- **Given instruction**
Of all the lines in the material, how many include the word "color"? Reply with the number alone.

- **Stored rows**
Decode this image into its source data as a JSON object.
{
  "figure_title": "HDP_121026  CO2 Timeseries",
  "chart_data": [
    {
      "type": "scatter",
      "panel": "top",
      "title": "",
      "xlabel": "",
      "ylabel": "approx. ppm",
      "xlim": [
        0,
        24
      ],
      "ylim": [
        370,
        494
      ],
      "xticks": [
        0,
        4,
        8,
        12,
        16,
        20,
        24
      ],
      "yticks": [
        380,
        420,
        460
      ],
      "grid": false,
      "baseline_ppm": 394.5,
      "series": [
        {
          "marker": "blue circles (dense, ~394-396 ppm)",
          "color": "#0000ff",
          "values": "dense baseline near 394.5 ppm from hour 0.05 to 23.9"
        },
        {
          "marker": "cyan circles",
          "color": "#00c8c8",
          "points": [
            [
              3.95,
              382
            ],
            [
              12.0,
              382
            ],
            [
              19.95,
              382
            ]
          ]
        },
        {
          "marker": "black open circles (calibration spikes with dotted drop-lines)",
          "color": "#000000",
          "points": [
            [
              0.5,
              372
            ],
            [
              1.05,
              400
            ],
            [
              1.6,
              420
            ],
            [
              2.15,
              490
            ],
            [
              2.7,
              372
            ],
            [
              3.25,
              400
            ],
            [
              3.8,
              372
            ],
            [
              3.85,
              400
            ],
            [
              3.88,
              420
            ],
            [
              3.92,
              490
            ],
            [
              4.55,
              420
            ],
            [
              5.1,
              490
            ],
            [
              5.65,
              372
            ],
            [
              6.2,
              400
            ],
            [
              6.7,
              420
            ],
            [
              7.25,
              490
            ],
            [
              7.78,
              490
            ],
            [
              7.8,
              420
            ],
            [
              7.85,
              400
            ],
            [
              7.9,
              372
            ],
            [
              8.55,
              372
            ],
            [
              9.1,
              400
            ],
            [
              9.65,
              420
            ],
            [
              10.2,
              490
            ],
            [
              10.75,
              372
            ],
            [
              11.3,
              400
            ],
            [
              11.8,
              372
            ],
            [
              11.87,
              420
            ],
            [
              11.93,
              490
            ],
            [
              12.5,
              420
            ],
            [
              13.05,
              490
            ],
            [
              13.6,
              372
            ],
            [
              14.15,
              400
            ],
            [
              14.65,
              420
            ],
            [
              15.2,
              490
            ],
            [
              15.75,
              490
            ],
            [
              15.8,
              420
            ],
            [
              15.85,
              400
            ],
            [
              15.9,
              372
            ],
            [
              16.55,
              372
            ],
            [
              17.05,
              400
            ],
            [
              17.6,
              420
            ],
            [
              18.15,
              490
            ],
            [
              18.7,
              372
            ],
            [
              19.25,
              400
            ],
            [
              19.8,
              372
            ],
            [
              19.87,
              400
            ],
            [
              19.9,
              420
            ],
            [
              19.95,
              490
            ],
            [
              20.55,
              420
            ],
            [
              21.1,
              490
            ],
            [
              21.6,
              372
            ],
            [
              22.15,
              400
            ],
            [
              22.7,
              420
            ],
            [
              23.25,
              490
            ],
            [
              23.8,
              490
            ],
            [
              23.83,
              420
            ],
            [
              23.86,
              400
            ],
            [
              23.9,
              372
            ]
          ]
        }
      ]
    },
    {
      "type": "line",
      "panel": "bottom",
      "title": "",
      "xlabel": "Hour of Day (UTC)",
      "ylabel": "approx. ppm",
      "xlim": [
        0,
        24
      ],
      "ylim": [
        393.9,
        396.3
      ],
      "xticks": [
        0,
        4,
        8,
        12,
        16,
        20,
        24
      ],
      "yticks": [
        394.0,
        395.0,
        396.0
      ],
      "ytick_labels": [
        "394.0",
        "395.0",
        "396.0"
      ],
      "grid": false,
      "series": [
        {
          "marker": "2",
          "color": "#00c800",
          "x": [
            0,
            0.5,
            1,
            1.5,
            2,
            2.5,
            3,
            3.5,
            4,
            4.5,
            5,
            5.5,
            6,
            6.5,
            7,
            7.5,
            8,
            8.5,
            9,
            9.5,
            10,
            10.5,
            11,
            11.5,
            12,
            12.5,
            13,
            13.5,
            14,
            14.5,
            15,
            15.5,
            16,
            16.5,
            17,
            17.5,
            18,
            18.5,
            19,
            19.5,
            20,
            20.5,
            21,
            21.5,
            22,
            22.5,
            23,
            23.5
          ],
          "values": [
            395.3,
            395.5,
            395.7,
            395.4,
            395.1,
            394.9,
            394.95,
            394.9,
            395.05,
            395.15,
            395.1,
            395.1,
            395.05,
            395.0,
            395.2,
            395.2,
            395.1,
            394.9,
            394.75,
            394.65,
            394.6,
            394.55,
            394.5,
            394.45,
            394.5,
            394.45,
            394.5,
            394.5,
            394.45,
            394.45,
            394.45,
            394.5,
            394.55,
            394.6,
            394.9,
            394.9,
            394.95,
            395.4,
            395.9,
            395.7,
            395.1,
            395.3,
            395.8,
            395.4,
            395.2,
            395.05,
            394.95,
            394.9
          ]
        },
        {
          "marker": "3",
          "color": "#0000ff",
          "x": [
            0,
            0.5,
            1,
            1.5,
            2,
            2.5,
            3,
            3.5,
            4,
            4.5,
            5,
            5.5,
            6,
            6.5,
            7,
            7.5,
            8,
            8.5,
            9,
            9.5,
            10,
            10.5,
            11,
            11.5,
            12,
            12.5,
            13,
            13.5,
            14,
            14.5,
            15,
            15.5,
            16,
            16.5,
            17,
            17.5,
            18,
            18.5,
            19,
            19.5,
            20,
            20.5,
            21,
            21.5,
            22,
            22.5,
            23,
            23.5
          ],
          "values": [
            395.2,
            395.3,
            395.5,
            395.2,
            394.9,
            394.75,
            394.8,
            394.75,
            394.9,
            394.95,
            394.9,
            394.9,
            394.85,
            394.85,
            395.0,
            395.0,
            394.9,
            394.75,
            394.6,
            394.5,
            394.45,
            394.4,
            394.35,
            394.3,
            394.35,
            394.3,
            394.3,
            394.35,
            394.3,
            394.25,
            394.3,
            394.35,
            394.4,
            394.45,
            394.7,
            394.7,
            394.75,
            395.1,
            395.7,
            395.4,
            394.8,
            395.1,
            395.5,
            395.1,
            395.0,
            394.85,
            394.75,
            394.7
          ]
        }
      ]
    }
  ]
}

- **Answer in full**
5